Records from a collection:
>>>>

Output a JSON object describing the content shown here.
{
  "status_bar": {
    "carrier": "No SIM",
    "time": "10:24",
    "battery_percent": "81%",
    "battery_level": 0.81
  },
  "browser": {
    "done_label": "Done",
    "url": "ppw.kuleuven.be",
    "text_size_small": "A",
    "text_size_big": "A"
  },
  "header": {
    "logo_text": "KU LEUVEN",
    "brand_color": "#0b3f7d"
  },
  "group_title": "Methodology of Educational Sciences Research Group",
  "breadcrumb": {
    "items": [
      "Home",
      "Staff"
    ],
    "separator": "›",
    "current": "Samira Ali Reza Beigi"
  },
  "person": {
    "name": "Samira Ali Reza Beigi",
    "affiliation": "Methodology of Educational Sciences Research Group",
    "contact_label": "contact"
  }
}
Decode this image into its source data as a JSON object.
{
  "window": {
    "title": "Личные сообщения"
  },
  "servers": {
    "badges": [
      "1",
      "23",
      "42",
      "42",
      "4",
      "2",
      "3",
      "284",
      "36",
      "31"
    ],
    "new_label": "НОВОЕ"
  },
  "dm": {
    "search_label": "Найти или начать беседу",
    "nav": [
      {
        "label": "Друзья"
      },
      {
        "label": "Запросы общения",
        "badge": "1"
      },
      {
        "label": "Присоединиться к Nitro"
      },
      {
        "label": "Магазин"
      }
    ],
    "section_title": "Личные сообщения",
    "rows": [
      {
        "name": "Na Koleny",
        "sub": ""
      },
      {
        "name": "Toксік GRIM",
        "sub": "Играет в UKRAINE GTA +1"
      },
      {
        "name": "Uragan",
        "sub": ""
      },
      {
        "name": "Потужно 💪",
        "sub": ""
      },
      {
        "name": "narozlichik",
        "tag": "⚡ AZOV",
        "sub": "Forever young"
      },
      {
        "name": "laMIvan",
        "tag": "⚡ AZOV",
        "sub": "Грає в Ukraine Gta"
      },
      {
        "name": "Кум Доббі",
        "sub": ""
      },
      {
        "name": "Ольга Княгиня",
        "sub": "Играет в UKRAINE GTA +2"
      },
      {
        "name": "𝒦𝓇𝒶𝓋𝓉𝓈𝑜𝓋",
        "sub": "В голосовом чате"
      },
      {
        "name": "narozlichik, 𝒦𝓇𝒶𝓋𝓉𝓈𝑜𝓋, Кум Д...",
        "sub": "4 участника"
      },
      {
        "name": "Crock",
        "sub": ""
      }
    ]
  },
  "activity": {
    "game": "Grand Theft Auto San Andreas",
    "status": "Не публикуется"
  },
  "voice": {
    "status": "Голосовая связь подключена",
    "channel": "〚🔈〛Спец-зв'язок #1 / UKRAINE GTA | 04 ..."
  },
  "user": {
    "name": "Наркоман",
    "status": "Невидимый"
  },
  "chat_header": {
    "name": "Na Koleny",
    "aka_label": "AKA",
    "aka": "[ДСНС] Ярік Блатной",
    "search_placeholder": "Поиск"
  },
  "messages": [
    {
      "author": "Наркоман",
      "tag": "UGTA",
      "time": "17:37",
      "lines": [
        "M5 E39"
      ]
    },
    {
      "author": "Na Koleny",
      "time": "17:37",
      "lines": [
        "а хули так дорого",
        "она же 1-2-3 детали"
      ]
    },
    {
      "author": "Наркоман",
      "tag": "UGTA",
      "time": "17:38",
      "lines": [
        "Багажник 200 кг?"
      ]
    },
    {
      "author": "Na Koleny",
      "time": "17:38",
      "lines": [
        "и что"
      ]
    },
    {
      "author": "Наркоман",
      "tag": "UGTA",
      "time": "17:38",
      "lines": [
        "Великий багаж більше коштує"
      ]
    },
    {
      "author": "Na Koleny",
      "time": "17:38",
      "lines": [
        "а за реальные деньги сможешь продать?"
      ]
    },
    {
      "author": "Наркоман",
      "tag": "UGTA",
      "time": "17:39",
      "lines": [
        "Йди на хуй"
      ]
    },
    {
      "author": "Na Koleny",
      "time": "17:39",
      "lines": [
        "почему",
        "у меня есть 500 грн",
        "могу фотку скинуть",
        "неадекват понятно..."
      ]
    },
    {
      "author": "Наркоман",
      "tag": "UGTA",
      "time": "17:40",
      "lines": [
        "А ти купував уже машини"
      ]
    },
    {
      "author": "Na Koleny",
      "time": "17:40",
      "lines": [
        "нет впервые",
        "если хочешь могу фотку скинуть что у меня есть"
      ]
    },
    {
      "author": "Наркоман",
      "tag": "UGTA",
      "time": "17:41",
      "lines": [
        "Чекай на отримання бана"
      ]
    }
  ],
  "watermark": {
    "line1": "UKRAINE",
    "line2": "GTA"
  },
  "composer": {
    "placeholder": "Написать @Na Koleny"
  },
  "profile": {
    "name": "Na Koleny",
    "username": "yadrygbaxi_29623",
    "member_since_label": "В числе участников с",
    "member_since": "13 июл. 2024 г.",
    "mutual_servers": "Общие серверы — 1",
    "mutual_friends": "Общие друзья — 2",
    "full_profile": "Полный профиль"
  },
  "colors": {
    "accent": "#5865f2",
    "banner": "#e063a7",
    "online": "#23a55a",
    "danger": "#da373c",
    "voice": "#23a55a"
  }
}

<<<<

From the listing above, extract every line exactly as it stands.

Output a JSON object describing the content shown here.
{
  "status_bar": {
    "carrier": "No SIM",
    "time": "10:24",
    "battery_percent": "81%",
    "battery_level": 0.81
  },
  "browser": {
    "done_label": "Done",
    "url": "ppw.kuleuven.be",
    "text_size_small": "A",
    "text_size_big": "A"
  },
  "header": {
    "logo_text": "KU LEUVEN",
    "brand_color": "#0b3f7d"
  },
  "group_title": "Methodology of Educational Sciences Research Group",
  "breadcrumb": {
    "items": [
      "Home",
      "Staff"
    ],
    "separator": "›",
    "current": "Samira Ali Reza Beigi"
  },
  "person": {
    "name": "Samira Ali Reza Beigi",
    "affiliation": "Methodology of Educational Sciences Research Group",
    "contact_label": "contact"
  }
}
Decode this image into its source data as a JSON object.
{
  "window": {
    "title": "Личные сообщения"
  },
  "servers": {
    "badges": [
      "1",
      "23",
      "42",
      "42",
      "4",
      "2",
      "3",
      "284",
      "36",
      "31"
    ],
    "new_label": "НОВОЕ"
  },
  "dm": {
    "search_label": "Найти или начать беседу",
    "nav": [
      {
        "label": "Друзья"
      },
      {
        "label": "Запросы общения",
        "badge": "1"
      },
      {
        "label": "Присоединиться к Nitro"
      },
      {
        "label": "Магазин"
      }
    ],
    "section_title": "Личные сообщения",
    "rows": [
      {
        "name": "Na Koleny",
        "sub": ""
      },
      {
        "name": "Toксік GRIM",
        "sub": "Играет в UKRAINE GTA +1"
      },
      {
        "name": "Uragan",
        "sub": ""
      },
      {
        "name": "Потужно 💪",
        "sub": ""
      },
      {
        "name": "narozlichik",
        "tag": "⚡ AZOV",
        "sub": "Forever young"
      },
      {
        "name": "laMIvan",
        "tag": "⚡ AZOV",
        "sub": "Грає в Ukraine Gta"
      },
      {
        "name": "Кум Доббі",
        "sub": ""
      },
      {
        "name": "Ольга Княгиня",
        "sub": "Играет в UKRAINE GTA +2"
      },
      {
        "name": "𝒦𝓇𝒶𝓋𝓉𝓈𝑜𝓋",
        "sub": "В голосовом чате"
      },
      {
        "name": "narozlichik, 𝒦𝓇𝒶𝓋𝓉𝓈𝑜𝓋, Кум Д...",
        "sub": "4 участника"
      },
      {
        "name": "Crock",
        "sub": ""
      }
    ]
  },
  "activity": {
    "game": "Grand Theft Auto San Andreas",
    "status": "Не публикуется"
  },
  "voice": {
    "status": "Голосовая связь подключена",
    "channel": "〚🔈〛Спец-зв'язок #1 / UKRAINE GTA | 04 ..."
  },
  "user": {
    "name": "Наркоман",
    "status": "Невидимый"
  },
  "chat_header": {
    "name": "Na Koleny",
    "aka_label": "AKA",
    "aka": "[ДСНС] Ярік Блатной",
    "search_placeholder": "Поиск"
  },
  "messages": [
    {
      "author": "Наркоман",
      "tag": "UGTA",
      "time": "17:37",
      "lines": [
        "M5 E39"
      ]
    },
    {
      "author": "Na Koleny",
      "time": "17:37",
      "lines": [
        "а хули так дорого",
        "она же 1-2-3 детали"
      ]
    },
    {
      "author": "Наркоман",
      "tag": "UGTA",
      "time": "17:38",
      "lines": [
        "Багажник 200 кг?"
      ]
    },
    {
      "author": "Na Koleny",
      "time": "17:38",
      "lines": [
        "и что"
      ]
    },
    {
      "author": "Наркоман",
      "tag": "UGTA",
      "time": "17:38",
      "lines": [
        "Великий багаж більше коштує"
      ]
    },
    {
      "author": "Na Koleny",
      "time": "17:38",
      "lines": [
        "а за реальные деньги сможешь продать?"
      ]
    },
    {
      "author": "Наркоман",
      "tag": "UGTA",
      "time": "17:39",
      "lines": [
        "Йди на хуй"
      ]
    },
    {
      "author": "Na Koleny",
      "time": "17:39",
      "lines": [
        "почему",
        "у меня есть 500 грн",
        "могу фотку скинуть",
        "неадекват понятно..."
      ]
    },
    {
      "author": "Наркоман",
      "tag": "UGTA",
      "time": "17:40",
      "lines": [
        "А ти купував уже машини"
      ]
    },
    {
      "author": "Na Koleny",
      "time": "17:40",
      "lines": [
        "нет впервые",
        "если хочешь могу фотку скинуть что у меня есть"
      ]
    },
    {
      "author": "Наркоман",
      "tag": "UGTA",
      "time": "17:41",
      "lines": [
        "Чекай на отримання бана"
      ]
    }
  ],
  "watermark": {
    "line1": "UKRAINE",
    "line2": "GTA"
  },
  "composer": {
    "placeholder": "Написать @Na Koleny"
  },
  "profile": {
    "name": "Na Koleny",
    "username": "yadrygbaxi_29623",
    "member_since_label": "В числе участников с",
    "member_since": "13 июл. 2024 г.",
    "mutual_servers": "Общие серверы — 1",
    "mutual_friends": "Общие друзья — 2",
    "full_profile": "Полный профиль"
  },
  "colors": {
    "accent": "#5865f2",
    "banner": "#e063a7",
    "online": "#23a55a",
    "danger": "#da373c",
    "voice": "#23a55a"
  }
}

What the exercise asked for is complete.